__The request__. Make an exact copy of the records, with the images left out.

__Source material__.
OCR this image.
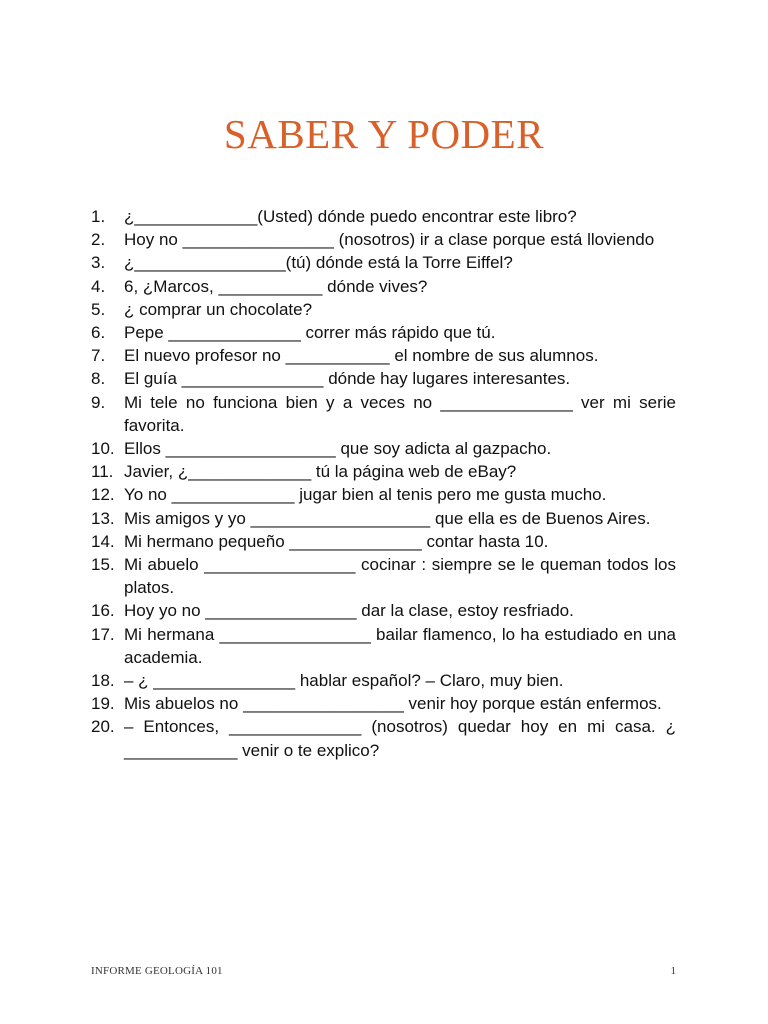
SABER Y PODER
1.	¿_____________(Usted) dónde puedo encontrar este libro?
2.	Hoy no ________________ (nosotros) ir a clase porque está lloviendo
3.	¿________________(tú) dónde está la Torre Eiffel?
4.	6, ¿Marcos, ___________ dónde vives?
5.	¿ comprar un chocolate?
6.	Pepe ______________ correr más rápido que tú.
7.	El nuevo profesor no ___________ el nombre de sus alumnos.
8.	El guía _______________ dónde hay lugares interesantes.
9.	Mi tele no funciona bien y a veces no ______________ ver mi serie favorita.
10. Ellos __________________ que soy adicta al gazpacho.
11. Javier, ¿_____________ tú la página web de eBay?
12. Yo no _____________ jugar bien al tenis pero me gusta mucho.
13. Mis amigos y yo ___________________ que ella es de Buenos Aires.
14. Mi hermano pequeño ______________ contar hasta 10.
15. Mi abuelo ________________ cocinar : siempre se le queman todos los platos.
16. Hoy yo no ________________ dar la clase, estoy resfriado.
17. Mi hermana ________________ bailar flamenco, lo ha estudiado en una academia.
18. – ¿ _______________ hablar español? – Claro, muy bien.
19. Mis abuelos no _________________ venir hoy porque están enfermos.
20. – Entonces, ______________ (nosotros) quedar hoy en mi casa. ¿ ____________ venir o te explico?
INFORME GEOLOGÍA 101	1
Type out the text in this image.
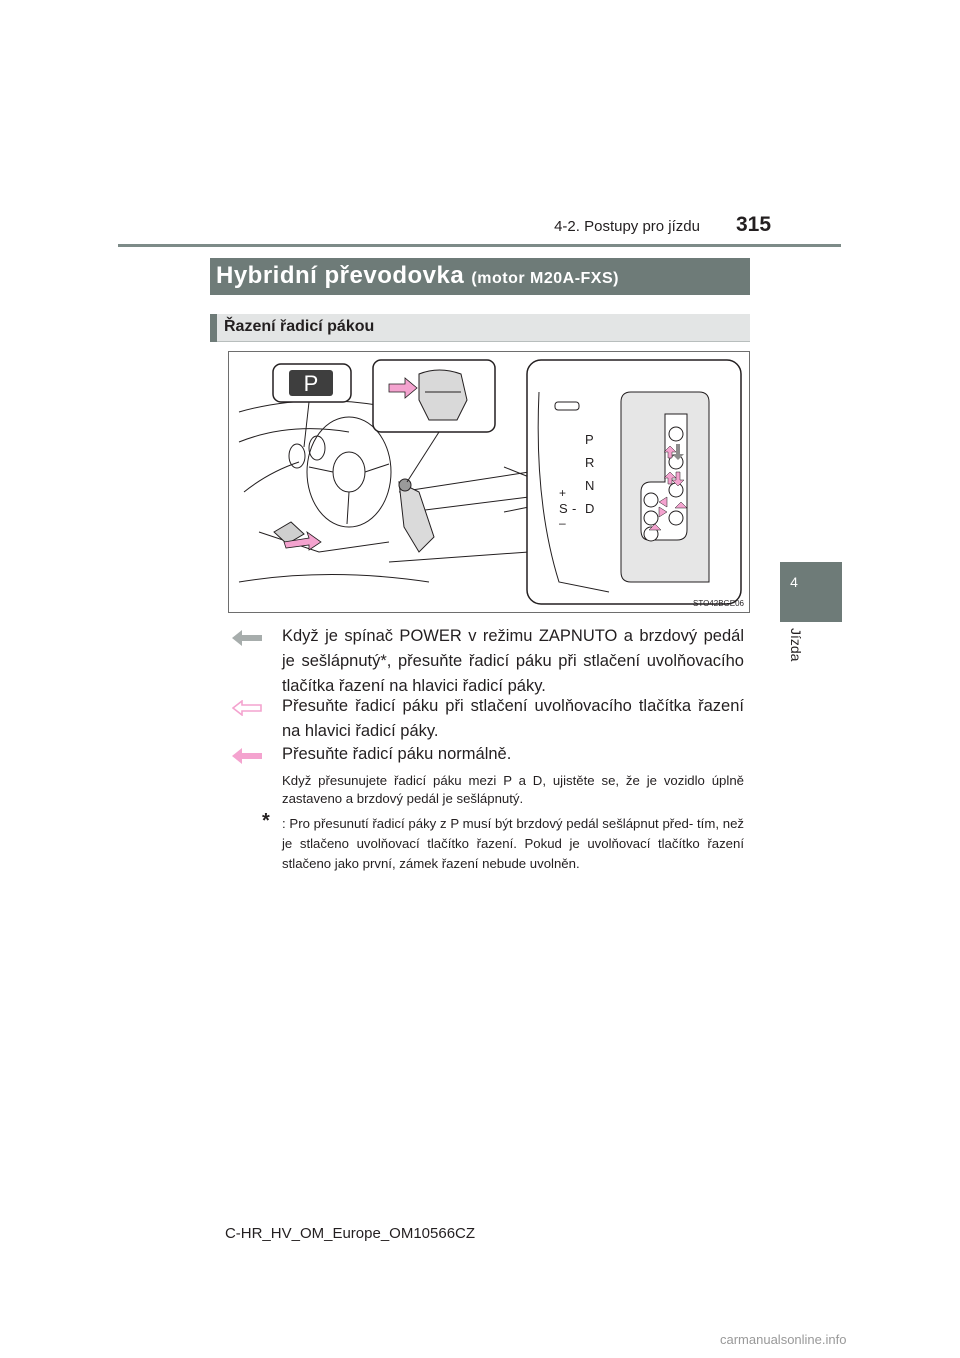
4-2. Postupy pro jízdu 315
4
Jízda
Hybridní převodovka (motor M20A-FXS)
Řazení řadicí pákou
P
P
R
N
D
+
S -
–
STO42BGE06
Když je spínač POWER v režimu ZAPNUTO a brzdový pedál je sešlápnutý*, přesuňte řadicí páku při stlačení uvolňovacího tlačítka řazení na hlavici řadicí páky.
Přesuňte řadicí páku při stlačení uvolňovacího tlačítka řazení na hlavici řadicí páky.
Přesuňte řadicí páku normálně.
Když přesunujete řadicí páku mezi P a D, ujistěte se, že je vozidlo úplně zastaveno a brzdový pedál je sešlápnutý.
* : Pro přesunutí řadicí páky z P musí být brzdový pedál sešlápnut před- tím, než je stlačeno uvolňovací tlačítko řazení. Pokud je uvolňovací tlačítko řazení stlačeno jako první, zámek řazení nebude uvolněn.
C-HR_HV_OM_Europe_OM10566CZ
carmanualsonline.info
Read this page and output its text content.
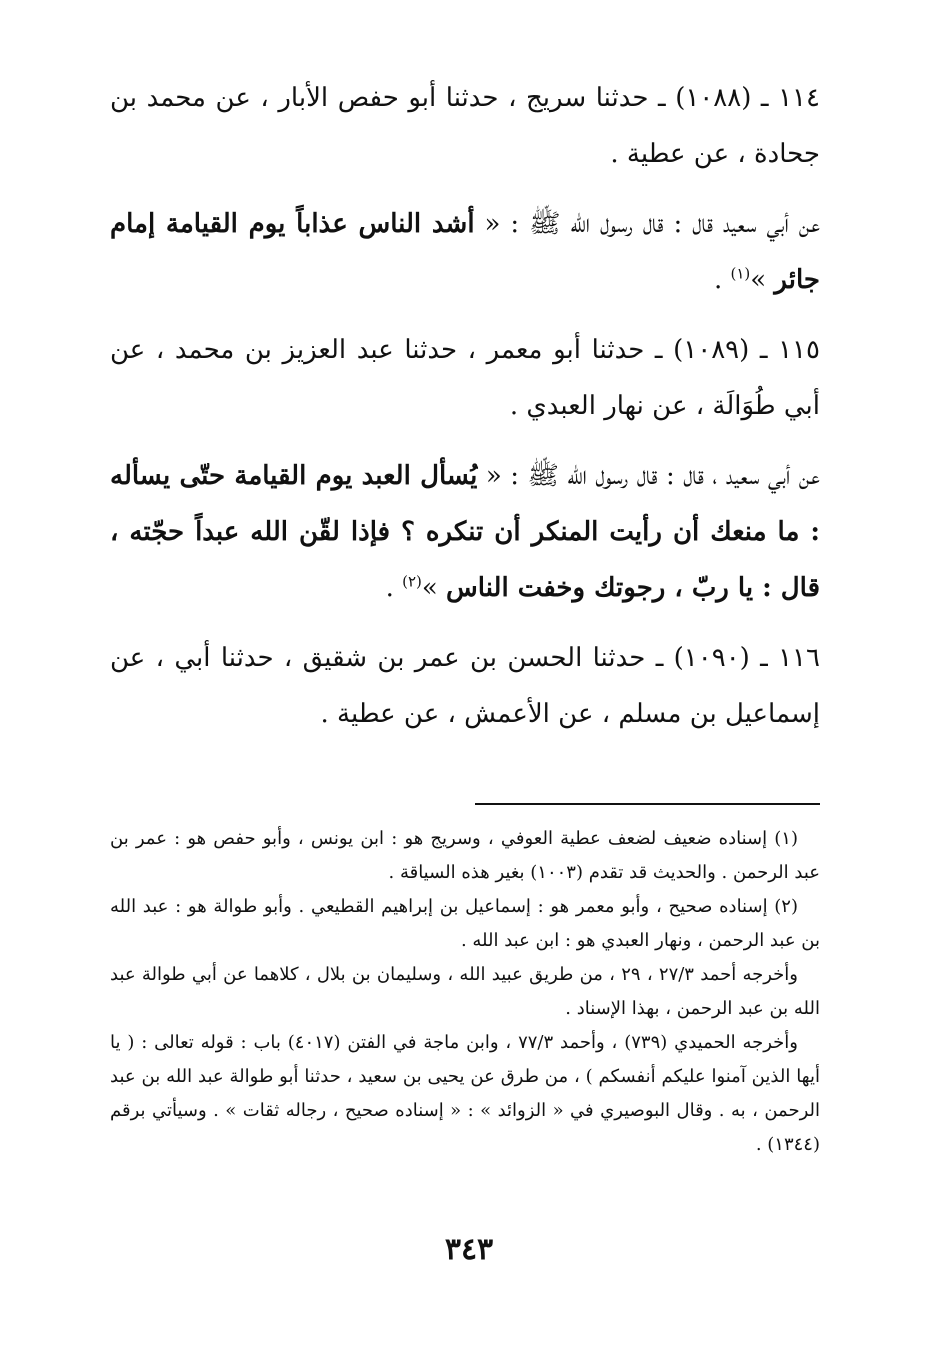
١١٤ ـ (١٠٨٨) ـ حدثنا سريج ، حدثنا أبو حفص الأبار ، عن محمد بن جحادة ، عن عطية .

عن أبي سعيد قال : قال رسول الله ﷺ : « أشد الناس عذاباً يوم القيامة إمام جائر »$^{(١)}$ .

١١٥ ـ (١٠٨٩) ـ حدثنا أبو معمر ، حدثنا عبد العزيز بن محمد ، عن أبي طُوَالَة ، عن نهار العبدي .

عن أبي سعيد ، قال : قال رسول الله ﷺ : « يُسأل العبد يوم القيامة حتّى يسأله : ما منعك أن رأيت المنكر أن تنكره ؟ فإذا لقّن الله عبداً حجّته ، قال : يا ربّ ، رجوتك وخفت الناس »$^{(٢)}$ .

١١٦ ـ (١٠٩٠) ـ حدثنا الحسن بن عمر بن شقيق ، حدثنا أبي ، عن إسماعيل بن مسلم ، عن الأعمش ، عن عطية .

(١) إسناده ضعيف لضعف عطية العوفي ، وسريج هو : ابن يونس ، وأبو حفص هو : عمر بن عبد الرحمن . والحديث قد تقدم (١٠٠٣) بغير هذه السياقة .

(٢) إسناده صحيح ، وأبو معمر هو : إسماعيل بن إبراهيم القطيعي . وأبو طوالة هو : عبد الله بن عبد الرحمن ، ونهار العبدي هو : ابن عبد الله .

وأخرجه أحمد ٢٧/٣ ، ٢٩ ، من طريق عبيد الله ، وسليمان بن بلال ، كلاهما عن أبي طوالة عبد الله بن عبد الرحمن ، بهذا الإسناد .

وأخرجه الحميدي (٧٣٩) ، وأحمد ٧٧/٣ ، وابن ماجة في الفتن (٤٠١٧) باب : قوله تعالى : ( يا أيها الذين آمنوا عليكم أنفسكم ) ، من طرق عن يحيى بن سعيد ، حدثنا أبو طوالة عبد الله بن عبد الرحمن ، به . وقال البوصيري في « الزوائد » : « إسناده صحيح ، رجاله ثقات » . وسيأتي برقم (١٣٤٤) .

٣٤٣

__Exercise output__.
OCR this image.
SABER Y PODER
1.	¿_____________(Usted) dónde puedo encontrar este libro?
2.	Hoy no ________________ (nosotros) ir a clase porque está lloviendo
3.	¿________________(tú) dónde está la Torre Eiffel?
4.	6, ¿Marcos, ___________ dónde vives?
5.	¿ comprar un chocolate?
6.	Pepe ______________ correr más rápido que tú.
7.	El nuevo profesor no ___________ el nombre de sus alumnos.
8.	El guía _______________ dónde hay lugares interesantes.
9.	Mi tele no funciona bien y a veces no ______________ ver mi serie favorita.
10. Ellos __________________ que soy adicta al gazpacho.
11. Javier, ¿_____________ tú la página web de eBay?
12. Yo no _____________ jugar bien al tenis pero me gusta mucho.
13. Mis amigos y yo ___________________ que ella es de Buenos Aires.
14. Mi hermano pequeño ______________ contar hasta 10.
15. Mi abuelo ________________ cocinar : siempre se le queman todos los platos.
16. Hoy yo no ________________ dar la clase, estoy resfriado.
17. Mi hermana ________________ bailar flamenco, lo ha estudiado en una academia.
18. – ¿ _______________ hablar español? – Claro, muy bien.
19. Mis abuelos no _________________ venir hoy porque están enfermos.
20. – Entonces, ______________ (nosotros) quedar hoy en mi casa. ¿ ____________ venir o te explico?
INFORME GEOLOGÍA 101	1
Type out the text in this image.
4-2. Postupy pro jízdu 315
4
Jízda
Hybridní převodovka (motor M20A-FXS)
Řazení řadicí pákou
P
P
R
N
D
+
S -
–
STO42BGE06
Když je spínač POWER v režimu ZAPNUTO a brzdový pedál je sešlápnutý*, přesuňte řadicí páku při stlačení uvolňovacího tlačítka řazení na hlavici řadicí páky.
Přesuňte řadicí páku při stlačení uvolňovacího tlačítka řazení na hlavici řadicí páky.
Přesuňte řadicí páku normálně.
Když přesunujete řadicí páku mezi P a D, ujistěte se, že je vozidlo úplně zastaveno a brzdový pedál je sešlápnutý.
* : Pro přesunutí řadicí páky z P musí být brzdový pedál sešlápnut před- tím, než je stlačeno uvolňovací tlačítko řazení. Pokud je uvolňovací tlačítko řazení stlačeno jako první, zámek řazení nebude uvolněn.
C-HR_HV_OM_Europe_OM10566CZ
carmanualsonline.info
Read this page and output its text content.
١١٤ ـ (١٠٨٨) ـ حدثنا سريج ، حدثنا أبو حفص الأبار ، عن محمد بن جحادة ، عن عطية .

عن أبي سعيد قال : قال رسول الله ﷺ : « أشد الناس عذاباً يوم القيامة إمام جائر »$^{(١)}$ .

١١٥ ـ (١٠٨٩) ـ حدثنا أبو معمر ، حدثنا عبد العزيز بن محمد ، عن أبي طُوَالَة ، عن نهار العبدي .

عن أبي سعيد ، قال : قال رسول الله ﷺ : « يُسأل العبد يوم القيامة حتّى يسأله : ما منعك أن رأيت المنكر أن تنكره ؟ فإذا لقّن الله عبداً حجّته ، قال : يا ربّ ، رجوتك وخفت الناس »$^{(٢)}$ .

١١٦ ـ (١٠٩٠) ـ حدثنا الحسن بن عمر بن شقيق ، حدثنا أبي ، عن إسماعيل بن مسلم ، عن الأعمش ، عن عطية .

(١) إسناده ضعيف لضعف عطية العوفي ، وسريج هو : ابن يونس ، وأبو حفص هو : عمر بن عبد الرحمن . والحديث قد تقدم (١٠٠٣) بغير هذه السياقة .

(٢) إسناده صحيح ، وأبو معمر هو : إسماعيل بن إبراهيم القطيعي . وأبو طوالة هو : عبد الله بن عبد الرحمن ، ونهار العبدي هو : ابن عبد الله .

وأخرجه أحمد ٢٧/٣ ، ٢٩ ، من طريق عبيد الله ، وسليمان بن بلال ، كلاهما عن أبي طوالة عبد الله بن عبد الرحمن ، بهذا الإسناد .

وأخرجه الحميدي (٧٣٩) ، وأحمد ٧٧/٣ ، وابن ماجة في الفتن (٤٠١٧) باب : قوله تعالى : ( يا أيها الذين آمنوا عليكم أنفسكم ) ، من طرق عن يحيى بن سعيد ، حدثنا أبو طوالة عبد الله بن عبد الرحمن ، به . وقال البوصيري في « الزوائد » : « إسناده صحيح ، رجاله ثقات » . وسيأتي برقم (١٣٤٤) .

٣٤٣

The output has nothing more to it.